● **PROVIDED RECORDS**

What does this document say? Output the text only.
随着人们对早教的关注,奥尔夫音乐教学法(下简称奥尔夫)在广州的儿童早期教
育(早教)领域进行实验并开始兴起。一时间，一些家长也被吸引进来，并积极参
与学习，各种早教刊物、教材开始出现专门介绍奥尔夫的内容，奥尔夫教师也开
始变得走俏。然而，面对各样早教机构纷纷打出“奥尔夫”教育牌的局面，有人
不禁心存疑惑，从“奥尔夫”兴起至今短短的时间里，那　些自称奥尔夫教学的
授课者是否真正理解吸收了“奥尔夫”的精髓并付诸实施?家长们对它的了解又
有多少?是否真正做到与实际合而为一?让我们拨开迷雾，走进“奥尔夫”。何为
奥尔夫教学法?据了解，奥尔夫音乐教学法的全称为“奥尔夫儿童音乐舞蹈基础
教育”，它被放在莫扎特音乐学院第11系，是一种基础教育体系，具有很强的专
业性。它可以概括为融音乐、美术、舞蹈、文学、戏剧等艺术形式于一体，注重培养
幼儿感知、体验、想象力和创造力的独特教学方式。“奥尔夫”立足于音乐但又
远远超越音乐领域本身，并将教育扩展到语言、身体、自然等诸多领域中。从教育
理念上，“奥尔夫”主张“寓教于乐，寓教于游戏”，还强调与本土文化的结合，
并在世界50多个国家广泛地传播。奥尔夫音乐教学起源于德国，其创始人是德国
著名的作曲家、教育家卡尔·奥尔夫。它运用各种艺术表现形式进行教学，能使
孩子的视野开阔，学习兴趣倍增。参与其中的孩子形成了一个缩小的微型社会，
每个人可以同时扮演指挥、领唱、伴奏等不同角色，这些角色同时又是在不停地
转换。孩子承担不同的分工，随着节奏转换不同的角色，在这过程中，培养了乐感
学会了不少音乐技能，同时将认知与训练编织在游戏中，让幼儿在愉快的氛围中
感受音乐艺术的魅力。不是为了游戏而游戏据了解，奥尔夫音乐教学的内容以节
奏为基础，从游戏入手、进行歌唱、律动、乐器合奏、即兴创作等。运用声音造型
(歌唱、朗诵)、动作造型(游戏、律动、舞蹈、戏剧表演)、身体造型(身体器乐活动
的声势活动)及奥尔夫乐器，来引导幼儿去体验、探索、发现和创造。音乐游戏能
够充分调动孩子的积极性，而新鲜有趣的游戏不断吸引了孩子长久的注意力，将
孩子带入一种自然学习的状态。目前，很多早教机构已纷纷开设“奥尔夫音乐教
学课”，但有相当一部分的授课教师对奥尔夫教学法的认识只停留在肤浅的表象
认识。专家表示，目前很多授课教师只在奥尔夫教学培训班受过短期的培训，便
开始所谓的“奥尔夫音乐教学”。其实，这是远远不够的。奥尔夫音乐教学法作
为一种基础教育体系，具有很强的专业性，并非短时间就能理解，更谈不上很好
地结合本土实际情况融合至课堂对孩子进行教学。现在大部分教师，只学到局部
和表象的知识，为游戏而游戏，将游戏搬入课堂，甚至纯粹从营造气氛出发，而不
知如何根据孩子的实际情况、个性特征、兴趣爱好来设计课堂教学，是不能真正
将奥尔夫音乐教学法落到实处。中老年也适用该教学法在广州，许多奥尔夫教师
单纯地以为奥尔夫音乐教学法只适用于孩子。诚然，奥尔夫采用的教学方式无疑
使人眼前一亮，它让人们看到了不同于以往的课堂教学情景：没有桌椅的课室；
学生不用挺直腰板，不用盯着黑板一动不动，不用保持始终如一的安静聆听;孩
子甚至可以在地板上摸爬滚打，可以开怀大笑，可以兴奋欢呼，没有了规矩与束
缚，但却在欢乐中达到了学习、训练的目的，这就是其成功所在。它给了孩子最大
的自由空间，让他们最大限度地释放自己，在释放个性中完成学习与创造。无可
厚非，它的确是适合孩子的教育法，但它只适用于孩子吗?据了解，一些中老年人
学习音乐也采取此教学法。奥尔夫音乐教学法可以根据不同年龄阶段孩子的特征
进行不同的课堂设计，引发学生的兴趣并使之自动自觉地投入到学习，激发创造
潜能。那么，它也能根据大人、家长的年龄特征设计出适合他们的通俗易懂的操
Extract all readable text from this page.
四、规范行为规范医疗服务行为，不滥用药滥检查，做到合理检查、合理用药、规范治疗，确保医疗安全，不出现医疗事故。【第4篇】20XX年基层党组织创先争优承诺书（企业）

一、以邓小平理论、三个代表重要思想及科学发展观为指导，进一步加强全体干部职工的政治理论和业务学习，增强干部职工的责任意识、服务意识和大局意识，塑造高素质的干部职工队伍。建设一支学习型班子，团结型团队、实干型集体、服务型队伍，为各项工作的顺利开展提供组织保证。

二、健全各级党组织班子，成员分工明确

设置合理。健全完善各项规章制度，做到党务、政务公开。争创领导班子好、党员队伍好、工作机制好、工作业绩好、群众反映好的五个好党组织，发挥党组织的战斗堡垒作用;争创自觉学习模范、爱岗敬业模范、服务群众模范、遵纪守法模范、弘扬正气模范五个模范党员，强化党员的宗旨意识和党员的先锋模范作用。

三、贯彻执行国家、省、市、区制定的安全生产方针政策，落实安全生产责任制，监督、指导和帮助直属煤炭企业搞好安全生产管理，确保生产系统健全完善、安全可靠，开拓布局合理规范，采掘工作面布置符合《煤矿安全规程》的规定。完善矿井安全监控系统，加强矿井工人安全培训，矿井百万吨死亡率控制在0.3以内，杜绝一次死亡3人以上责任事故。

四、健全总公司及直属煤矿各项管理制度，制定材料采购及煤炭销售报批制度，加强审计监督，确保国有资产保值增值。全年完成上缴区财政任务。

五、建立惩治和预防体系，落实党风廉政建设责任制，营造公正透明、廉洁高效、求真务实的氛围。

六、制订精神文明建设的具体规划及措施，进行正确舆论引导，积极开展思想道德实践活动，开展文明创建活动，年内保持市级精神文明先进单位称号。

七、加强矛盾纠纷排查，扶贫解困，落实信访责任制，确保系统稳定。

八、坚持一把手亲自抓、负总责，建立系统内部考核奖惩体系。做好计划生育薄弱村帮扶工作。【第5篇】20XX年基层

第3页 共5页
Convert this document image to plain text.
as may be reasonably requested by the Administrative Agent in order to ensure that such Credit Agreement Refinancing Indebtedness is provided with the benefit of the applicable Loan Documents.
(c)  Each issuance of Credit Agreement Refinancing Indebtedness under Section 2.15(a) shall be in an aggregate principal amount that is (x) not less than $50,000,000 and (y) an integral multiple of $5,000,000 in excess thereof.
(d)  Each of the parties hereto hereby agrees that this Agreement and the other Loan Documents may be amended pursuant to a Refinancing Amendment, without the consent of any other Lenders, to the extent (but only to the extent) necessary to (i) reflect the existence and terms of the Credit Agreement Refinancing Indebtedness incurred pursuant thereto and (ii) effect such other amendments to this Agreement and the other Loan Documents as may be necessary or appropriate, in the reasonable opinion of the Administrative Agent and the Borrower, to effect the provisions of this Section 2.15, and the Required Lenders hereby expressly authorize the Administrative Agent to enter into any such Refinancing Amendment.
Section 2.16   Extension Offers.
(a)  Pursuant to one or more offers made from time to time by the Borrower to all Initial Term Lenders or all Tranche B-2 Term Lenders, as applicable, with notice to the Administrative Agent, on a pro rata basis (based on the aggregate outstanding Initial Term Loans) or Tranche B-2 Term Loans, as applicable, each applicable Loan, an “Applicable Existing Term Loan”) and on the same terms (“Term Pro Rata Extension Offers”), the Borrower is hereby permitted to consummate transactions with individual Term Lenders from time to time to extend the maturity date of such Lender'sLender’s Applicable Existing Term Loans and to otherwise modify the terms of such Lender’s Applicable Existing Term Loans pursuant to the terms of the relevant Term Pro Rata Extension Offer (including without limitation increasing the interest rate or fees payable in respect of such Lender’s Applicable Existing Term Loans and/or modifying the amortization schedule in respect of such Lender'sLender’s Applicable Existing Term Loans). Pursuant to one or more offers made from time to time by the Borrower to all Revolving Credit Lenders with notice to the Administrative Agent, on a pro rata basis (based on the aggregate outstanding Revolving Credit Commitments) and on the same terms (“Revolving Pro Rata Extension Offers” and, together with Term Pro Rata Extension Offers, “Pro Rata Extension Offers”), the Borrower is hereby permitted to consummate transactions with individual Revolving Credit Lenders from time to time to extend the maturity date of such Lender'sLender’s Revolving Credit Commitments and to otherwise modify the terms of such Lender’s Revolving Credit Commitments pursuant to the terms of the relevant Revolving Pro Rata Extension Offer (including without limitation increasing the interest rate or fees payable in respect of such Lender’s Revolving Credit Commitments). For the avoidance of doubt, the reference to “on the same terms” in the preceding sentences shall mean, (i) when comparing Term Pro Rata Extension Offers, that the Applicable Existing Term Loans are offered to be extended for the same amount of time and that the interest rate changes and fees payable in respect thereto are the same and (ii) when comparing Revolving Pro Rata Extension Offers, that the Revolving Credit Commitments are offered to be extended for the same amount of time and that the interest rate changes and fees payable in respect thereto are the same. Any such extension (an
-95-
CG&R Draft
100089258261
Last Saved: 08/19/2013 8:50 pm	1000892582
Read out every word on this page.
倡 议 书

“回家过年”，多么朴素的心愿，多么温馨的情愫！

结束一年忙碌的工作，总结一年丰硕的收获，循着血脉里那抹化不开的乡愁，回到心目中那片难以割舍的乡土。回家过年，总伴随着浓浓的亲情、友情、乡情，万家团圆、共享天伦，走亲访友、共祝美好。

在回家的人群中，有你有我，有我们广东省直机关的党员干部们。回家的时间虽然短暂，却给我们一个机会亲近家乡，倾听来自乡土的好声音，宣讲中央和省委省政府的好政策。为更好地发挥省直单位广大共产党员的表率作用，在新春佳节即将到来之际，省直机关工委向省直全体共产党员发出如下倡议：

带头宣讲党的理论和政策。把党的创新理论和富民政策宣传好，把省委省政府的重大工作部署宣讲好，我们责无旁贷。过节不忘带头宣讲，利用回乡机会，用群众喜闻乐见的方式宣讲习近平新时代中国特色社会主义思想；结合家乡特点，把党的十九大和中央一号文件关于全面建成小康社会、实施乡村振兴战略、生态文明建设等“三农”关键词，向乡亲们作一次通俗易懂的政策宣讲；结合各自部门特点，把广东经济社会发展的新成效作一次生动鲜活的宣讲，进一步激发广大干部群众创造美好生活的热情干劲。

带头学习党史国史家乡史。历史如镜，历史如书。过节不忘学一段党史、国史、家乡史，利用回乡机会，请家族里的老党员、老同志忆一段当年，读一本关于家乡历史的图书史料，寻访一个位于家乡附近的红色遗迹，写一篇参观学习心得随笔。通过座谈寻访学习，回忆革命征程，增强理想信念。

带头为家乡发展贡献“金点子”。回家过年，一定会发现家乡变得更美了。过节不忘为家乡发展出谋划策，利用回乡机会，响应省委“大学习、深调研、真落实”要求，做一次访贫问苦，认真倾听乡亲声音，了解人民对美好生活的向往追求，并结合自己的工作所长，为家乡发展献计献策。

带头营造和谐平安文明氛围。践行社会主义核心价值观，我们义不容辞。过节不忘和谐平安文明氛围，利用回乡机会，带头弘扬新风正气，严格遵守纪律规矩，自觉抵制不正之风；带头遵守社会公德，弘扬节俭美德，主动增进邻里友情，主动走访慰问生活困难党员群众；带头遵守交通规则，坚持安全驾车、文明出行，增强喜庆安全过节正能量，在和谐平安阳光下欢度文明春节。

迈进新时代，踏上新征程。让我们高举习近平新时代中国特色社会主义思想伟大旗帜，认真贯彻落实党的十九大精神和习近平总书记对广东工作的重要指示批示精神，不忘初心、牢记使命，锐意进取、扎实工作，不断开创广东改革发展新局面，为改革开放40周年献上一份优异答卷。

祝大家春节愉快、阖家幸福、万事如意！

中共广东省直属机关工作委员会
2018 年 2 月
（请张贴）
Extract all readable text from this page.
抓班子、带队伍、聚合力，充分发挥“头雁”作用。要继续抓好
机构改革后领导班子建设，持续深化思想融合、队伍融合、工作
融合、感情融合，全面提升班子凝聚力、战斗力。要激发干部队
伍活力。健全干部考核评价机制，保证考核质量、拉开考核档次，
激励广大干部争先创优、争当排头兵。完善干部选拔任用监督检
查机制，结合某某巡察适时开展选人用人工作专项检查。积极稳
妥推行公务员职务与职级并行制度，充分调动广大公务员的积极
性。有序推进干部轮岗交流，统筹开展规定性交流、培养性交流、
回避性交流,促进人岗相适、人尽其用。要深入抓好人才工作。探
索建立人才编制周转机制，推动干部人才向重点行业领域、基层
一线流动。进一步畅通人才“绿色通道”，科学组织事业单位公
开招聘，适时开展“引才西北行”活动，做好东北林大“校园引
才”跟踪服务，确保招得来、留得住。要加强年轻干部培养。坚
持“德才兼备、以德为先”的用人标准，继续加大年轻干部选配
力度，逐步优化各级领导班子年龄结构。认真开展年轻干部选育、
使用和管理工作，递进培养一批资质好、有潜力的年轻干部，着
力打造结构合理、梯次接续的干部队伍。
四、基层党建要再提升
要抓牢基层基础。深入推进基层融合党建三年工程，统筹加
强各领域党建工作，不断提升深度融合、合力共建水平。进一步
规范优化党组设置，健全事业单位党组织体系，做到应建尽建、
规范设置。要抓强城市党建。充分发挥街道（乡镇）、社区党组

● **TO BE DONE**
Within the listing above, copy each line that has the string "Section".

● **RESPONSE**
(c)  Each issuance of Credit Agreement Refinancing Indebtedness under Section 2.15(a) shall be in an aggregate principal amount that is (x) not less than $50,000,000 and (y) an integral multiple of $5,000,000 in excess thereof.
(d)  Each of the parties hereto hereby agrees that this Agreement and the other Loan Documents may be amended pursuant to a Refinancing Amendment, without the consent of any other Lenders, to the extent (but only to the extent) necessary to (i) reflect the existence and terms of the Credit Agreement Refinancing Indebtedness incurred pursuant thereto and (ii) effect such other amendments to this Agreement and the other Loan Documents as may be necessary or appropriate, in the reasonable opinion of the Administrative Agent and the Borrower, to effect the provisions of this Section 2.15, and the Required Lenders hereby expressly authorize the Administrative Agent to enter into any such Refinancing Amendment.
Section 2.16   Extension Offers.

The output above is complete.